╭─ EXTRACT PROVIDED

I was happy this was the first reply. Did I miss the full list of questions that they asked the respondents? There are enough people who believe something is good or bad for them, based on what they have been told for so long, without sitting down and going through it logically. (home ownership isn't for everyone, the same goes for renting)
At first I thought they were implying that a high rate of home ownership caused fewer jobs. Now that I think it over, what it may do is cause people to stay where the jobs no longer are instead of moving to where the jobs are, thus increasing the number of unemployed people in that particular area.
It seems like you have to time things just right, doesn't it? (she muses) If you live in a town where there's one dominant employer, and you're one of the last hangers-on to your job, it might not be a good thing. By the time you get let go, the real estate market may well be in the tank (if it wasn't already) and then you're stuck with this house on your back. I like to think I'd be able to rent mine out if the worst happened, but who can be sure?
It has never been a very kind world for people with "nesting" personalities, the ones who prefer to settle in and live safely & comfortably in one spot. My brother is like that -- the ideal life for him is being in the same place, same friends, same job, same bowling alley his whole life. It's heaven for him. But his life hasn't gone that way.
Gardenarian
11-12-13, 4:00pm
Also I'm perturbed that this trend means we'll have to accept being a nation of gypsies - dragging kids and pets and belongings all over because it will be expected.
Lainey - I find that aspect disturbing too. I like my roots. DH would like to relocate somewhere less costly.

╰─
╭─ RECORD SET

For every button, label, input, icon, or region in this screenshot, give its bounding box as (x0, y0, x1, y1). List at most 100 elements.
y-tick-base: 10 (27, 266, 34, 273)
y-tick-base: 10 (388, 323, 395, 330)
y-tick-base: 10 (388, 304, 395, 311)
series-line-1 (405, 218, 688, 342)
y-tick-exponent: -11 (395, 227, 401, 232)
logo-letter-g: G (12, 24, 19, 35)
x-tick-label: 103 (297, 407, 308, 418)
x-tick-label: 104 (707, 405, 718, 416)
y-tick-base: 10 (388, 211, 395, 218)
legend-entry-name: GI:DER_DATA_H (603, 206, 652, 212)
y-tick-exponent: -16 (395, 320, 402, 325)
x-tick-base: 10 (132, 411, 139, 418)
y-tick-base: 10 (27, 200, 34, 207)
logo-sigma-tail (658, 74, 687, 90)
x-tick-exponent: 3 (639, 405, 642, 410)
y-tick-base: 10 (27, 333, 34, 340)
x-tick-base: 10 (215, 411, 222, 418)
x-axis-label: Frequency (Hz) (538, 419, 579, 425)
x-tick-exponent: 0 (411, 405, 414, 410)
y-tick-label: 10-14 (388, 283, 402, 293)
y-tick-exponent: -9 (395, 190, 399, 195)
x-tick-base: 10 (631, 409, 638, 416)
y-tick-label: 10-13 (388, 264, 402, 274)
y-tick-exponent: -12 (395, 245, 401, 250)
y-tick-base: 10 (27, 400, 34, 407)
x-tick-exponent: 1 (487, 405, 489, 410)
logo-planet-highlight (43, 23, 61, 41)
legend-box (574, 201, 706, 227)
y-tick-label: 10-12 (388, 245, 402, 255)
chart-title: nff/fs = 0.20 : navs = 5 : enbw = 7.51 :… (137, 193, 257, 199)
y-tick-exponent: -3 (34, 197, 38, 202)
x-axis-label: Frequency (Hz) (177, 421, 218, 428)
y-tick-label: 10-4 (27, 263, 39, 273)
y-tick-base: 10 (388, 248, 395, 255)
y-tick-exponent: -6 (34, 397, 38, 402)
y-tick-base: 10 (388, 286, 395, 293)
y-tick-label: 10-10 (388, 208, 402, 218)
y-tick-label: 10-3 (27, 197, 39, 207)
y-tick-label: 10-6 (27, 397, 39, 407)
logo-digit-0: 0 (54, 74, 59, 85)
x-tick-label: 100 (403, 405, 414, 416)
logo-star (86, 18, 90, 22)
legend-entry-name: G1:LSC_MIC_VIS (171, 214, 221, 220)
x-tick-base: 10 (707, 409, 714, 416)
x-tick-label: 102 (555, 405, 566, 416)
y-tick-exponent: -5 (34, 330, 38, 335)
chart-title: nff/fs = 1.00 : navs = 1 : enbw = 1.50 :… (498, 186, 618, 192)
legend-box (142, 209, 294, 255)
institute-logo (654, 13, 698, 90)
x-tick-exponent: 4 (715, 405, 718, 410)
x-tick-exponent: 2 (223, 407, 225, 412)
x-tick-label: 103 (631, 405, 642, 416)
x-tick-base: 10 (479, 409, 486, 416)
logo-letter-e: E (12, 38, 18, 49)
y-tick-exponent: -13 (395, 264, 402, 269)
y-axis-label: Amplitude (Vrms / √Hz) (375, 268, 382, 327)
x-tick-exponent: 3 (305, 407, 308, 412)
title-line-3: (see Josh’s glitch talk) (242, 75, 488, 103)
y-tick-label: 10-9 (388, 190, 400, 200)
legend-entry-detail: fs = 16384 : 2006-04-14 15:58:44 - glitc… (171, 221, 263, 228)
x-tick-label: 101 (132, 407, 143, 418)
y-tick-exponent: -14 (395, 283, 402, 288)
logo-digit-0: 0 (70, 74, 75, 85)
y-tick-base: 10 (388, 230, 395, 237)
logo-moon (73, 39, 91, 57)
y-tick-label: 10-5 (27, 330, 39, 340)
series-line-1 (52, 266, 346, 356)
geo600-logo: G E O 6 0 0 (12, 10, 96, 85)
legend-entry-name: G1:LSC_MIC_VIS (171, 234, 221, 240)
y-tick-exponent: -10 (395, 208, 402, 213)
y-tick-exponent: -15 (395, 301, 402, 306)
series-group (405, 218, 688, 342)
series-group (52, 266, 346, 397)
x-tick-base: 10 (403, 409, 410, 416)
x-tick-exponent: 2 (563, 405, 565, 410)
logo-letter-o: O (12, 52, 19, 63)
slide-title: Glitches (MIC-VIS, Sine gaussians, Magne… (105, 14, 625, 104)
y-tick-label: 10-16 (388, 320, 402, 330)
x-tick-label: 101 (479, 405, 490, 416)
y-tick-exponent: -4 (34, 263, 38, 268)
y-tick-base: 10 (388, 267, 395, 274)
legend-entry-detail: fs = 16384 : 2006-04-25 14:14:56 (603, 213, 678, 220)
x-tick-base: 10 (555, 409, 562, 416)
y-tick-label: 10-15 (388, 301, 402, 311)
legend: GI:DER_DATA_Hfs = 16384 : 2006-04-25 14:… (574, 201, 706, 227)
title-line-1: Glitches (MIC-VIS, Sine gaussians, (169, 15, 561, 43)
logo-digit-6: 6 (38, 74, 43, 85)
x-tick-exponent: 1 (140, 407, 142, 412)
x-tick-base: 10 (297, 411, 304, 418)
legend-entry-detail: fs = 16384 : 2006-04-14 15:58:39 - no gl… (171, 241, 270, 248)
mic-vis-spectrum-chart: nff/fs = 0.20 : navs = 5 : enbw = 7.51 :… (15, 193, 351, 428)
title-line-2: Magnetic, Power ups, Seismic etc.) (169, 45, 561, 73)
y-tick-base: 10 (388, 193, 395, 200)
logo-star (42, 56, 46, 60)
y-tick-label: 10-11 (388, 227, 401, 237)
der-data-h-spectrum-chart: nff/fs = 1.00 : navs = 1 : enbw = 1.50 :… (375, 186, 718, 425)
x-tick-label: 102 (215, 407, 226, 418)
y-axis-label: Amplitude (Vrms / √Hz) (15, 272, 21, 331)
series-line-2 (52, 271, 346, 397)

╰─

§ **WORK REQUEST 1**
Translate this sentence from the forum discussion about home ownership and jobs into Spanish: "It has never been a very kind world for people with "nesting" personalities, the ones who prefer to settle in and live safely & comfortably in one spot."
§ **WORK REQUEST 2**
Carry on the forum discussion about home ownership and jobs from its last sentence.

§ **ANSWER 1**
Nunca ha sido un mundo muy amable para las personas con personalidades «hogareñas», las que prefieren establecerse y vivir de forma segura y cómoda en un solo lugar.

§ **ANSWER 2**
Also I'm perturbed that this trend means we'll have to accept being a nation of gypsies - dragging kids and pets and belongings all over because it will be expected.
I think we've always been a nation (and a world) of gypsies. Thru out history people have moved to new places to improve their lives or take advantage of better opportunities. Sometimes those were by choice (European and westward expansion), sometimes due to an economic or environmental disaster (think of the stock market crash, the Great Depression, the dust bowl, etc...). Often times choosing to stay in one place rooted to that spot can be the worst thing to happen to someone in the long run even if they don't want to move.
I think there has to be a middle ground between needing to move every few years and staying in one place for generations.
Otherwise this trend will give a whole new meaning to the term "migrant worker."
iris lilies
11-13-13, 10:08pm
I appreciate my Scottish ggg grandfather who got up and out of the aulde country. While I'm not so sure that life here was kind to him, his progeny thrived. Thanks, gramps!
When we visited his approximate gravesite I gave him a silent thanks, he who had died in the poorhouse and whose grave was unmarked. But boy did his children do just fine.And their kids. and etc.